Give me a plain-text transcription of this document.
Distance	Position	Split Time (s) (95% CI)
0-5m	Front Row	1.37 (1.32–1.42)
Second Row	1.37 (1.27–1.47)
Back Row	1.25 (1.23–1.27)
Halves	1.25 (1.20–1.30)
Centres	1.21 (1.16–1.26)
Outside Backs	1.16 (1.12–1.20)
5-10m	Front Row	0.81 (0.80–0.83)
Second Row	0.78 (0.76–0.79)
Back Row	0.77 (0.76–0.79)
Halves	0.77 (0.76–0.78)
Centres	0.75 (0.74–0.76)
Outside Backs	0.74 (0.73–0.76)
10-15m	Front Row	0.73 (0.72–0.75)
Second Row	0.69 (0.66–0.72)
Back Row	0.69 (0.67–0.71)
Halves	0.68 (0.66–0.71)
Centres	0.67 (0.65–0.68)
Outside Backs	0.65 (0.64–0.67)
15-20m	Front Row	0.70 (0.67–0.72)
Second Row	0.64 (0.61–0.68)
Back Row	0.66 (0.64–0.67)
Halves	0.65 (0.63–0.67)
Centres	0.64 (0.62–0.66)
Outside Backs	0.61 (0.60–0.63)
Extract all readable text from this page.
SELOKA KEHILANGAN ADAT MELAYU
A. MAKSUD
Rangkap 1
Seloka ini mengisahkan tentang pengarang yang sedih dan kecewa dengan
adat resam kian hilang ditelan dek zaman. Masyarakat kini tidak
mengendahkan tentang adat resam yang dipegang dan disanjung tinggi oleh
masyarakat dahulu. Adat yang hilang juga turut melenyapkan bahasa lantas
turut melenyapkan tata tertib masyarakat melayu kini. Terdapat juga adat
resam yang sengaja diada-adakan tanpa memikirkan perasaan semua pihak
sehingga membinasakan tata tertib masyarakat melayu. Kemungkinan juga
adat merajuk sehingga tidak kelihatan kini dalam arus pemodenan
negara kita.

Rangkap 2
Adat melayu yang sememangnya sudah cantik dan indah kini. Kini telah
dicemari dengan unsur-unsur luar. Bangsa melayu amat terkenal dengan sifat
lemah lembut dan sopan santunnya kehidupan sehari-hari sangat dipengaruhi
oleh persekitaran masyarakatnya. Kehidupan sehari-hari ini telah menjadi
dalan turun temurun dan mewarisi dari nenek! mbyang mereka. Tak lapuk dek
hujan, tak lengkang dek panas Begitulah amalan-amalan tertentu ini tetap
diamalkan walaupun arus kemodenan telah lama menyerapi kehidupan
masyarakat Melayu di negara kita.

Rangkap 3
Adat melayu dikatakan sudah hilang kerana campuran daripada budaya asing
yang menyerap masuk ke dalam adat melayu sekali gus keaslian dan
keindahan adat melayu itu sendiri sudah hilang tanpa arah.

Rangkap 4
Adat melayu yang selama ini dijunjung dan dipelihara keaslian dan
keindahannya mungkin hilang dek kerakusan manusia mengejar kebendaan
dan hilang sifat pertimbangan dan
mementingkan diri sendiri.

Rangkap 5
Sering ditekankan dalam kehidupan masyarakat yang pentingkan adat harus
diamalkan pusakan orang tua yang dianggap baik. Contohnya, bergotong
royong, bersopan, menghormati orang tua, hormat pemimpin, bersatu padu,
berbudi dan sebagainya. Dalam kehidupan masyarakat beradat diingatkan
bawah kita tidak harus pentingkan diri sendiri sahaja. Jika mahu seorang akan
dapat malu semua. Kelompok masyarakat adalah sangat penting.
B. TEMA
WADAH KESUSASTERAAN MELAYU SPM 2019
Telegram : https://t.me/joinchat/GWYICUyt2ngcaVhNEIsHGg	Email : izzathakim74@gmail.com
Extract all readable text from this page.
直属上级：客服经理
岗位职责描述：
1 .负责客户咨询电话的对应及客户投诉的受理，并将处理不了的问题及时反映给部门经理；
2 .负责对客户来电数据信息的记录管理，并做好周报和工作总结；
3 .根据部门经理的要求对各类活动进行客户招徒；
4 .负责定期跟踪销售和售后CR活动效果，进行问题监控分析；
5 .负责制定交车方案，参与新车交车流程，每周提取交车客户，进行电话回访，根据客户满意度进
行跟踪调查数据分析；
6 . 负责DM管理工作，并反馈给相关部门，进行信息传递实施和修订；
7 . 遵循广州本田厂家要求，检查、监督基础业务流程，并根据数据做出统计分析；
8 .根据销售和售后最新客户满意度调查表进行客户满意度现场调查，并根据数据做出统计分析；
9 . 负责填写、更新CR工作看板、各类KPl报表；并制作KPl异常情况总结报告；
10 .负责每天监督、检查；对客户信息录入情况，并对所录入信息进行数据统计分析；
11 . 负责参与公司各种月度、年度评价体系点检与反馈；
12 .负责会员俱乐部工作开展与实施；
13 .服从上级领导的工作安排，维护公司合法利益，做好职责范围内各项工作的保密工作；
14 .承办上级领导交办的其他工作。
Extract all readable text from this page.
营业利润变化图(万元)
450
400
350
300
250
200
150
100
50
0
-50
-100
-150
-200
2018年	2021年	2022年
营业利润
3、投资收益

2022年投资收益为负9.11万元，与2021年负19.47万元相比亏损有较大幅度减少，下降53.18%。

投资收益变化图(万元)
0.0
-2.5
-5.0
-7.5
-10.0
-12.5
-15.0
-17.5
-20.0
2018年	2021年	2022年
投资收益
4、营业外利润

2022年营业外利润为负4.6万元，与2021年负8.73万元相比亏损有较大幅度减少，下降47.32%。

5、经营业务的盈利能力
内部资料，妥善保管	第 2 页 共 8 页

=== Your objective ===
List every line in the records above that contains the word "turut".

=== Task answer ===
masyarakat dahulu. Adat yang hilang juga turut melenyapkan bahasa lantas
turut melenyapkan tata tertib masyarakat melayu kini. Terdapat juga adat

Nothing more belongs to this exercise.